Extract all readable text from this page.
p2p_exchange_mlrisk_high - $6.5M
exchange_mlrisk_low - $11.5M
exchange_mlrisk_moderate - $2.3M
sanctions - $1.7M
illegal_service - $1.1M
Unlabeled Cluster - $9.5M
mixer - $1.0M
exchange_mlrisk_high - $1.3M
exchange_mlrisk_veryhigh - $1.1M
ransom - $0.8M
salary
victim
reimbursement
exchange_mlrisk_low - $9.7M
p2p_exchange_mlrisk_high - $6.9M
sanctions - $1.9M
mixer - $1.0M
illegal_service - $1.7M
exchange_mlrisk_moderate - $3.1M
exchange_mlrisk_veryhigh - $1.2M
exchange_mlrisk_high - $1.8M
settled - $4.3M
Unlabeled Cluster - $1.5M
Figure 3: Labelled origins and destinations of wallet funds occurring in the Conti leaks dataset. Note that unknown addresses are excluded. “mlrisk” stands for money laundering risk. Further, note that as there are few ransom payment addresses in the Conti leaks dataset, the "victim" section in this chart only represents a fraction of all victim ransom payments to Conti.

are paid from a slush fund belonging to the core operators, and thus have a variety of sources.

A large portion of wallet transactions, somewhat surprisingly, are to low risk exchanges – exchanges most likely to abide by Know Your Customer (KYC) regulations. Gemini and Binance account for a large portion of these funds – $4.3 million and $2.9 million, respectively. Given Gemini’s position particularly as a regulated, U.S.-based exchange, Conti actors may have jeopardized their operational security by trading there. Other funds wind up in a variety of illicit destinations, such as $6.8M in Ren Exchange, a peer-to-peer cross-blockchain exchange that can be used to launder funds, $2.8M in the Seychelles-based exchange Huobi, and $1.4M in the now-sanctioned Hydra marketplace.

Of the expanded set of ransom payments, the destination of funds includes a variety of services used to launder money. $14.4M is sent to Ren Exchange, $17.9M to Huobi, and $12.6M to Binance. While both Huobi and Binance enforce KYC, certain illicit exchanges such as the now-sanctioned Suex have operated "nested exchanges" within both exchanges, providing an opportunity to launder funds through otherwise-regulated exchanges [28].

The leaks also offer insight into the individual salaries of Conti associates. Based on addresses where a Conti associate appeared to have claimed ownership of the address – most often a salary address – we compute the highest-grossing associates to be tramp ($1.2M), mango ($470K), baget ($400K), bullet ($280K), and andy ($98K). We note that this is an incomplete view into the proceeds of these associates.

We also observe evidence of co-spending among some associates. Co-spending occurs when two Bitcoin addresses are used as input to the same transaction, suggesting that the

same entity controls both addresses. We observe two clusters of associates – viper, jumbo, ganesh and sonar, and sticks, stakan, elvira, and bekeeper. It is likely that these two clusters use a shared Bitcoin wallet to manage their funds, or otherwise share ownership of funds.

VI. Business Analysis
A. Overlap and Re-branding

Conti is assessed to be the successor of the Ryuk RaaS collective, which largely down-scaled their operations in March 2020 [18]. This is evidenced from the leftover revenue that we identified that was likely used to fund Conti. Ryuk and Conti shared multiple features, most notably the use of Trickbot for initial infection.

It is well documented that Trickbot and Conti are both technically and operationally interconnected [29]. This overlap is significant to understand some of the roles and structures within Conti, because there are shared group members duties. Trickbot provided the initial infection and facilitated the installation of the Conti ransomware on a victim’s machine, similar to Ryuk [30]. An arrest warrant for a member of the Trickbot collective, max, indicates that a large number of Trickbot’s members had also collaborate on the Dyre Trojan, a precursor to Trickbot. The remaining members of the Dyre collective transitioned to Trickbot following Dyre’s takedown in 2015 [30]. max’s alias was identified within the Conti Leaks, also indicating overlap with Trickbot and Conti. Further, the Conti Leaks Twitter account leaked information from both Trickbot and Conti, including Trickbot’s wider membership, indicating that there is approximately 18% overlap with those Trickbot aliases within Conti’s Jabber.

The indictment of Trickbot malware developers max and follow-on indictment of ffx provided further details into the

++++++++++++++++++++

### INSTRUCTIONS TO FOLLOW
Your task is to repeat the data exactly, with nothing left out.

### SOLUTION TO THE EXERCISE
Extract all readable text from this page.
p2p_exchange_mlrisk_high - $6.5M
exchange_mlrisk_low - $11.5M
exchange_mlrisk_moderate - $2.3M
sanctions - $1.7M
illegal_service - $1.1M
Unlabeled Cluster - $9.5M
mixer - $1.0M
exchange_mlrisk_high - $1.3M
exchange_mlrisk_veryhigh - $1.1M
ransom - $0.8M
salary
victim
reimbursement
exchange_mlrisk_low - $9.7M
p2p_exchange_mlrisk_high - $6.9M
sanctions - $1.9M
mixer - $1.0M
illegal_service - $1.7M
exchange_mlrisk_moderate - $3.1M
exchange_mlrisk_veryhigh - $1.2M
exchange_mlrisk_high - $1.8M
settled - $4.3M
Unlabeled Cluster - $1.5M
Figure 3: Labelled origins and destinations of wallet funds occurring in the Conti leaks dataset. Note that unknown addresses are excluded. “mlrisk” stands for money laundering risk. Further, note that as there are few ransom payment addresses in the Conti leaks dataset, the "victim" section in this chart only represents a fraction of all victim ransom payments to Conti.

are paid from a slush fund belonging to the core operators, and thus have a variety of sources.

A large portion of wallet transactions, somewhat surprisingly, are to low risk exchanges – exchanges most likely to abide by Know Your Customer (KYC) regulations. Gemini and Binance account for a large portion of these funds – $4.3 million and $2.9 million, respectively. Given Gemini’s position particularly as a regulated, U.S.-based exchange, Conti actors may have jeopardized their operational security by trading there. Other funds wind up in a variety of illicit destinations, such as $6.8M in Ren Exchange, a peer-to-peer cross-blockchain exchange that can be used to launder funds, $2.8M in the Seychelles-based exchange Huobi, and $1.4M in the now-sanctioned Hydra marketplace.

Of the expanded set of ransom payments, the destination of funds includes a variety of services used to launder money. $14.4M is sent to Ren Exchange, $17.9M to Huobi, and $12.6M to Binance. While both Huobi and Binance enforce KYC, certain illicit exchanges such as the now-sanctioned Suex have operated "nested exchanges" within both exchanges, providing an opportunity to launder funds through otherwise-regulated exchanges [28].

The leaks also offer insight into the individual salaries of Conti associates. Based on addresses where a Conti associate appeared to have claimed ownership of the address – most often a salary address – we compute the highest-grossing associates to be tramp ($1.2M), mango ($470K), baget ($400K), bullet ($280K), and andy ($98K). We note that this is an incomplete view into the proceeds of these associates.

We also observe evidence of co-spending among some associates. Co-spending occurs when two Bitcoin addresses are used as input to the same transaction, suggesting that the

same entity controls both addresses. We observe two clusters of associates – viper, jumbo, ganesh and sonar, and sticks, stakan, elvira, and bekeeper. It is likely that these two clusters use a shared Bitcoin wallet to manage their funds, or otherwise share ownership of funds.

VI. Business Analysis
A. Overlap and Re-branding

Conti is assessed to be the successor of the Ryuk RaaS collective, which largely down-scaled their operations in March 2020 [18]. This is evidenced from the leftover revenue that we identified that was likely used to fund Conti. Ryuk and Conti shared multiple features, most notably the use of Trickbot for initial infection.

It is well documented that Trickbot and Conti are both technically and operationally interconnected [29]. This overlap is significant to understand some of the roles and structures within Conti, because there are shared group members duties. Trickbot provided the initial infection and facilitated the installation of the Conti ransomware on a victim’s machine, similar to Ryuk [30]. An arrest warrant for a member of the Trickbot collective, max, indicates that a large number of Trickbot’s members had also collaborate on the Dyre Trojan, a precursor to Trickbot. The remaining members of the Dyre collective transitioned to Trickbot following Dyre’s takedown in 2015 [30]. max’s alias was identified within the Conti Leaks, also indicating overlap with Trickbot and Conti. Further, the Conti Leaks Twitter account leaked information from both Trickbot and Conti, including Trickbot’s wider membership, indicating that there is approximately 18% overlap with those Trickbot aliases within Conti’s Jabber.

The indictment of Trickbot malware developers max and follow-on indictment of ffx provided further details into the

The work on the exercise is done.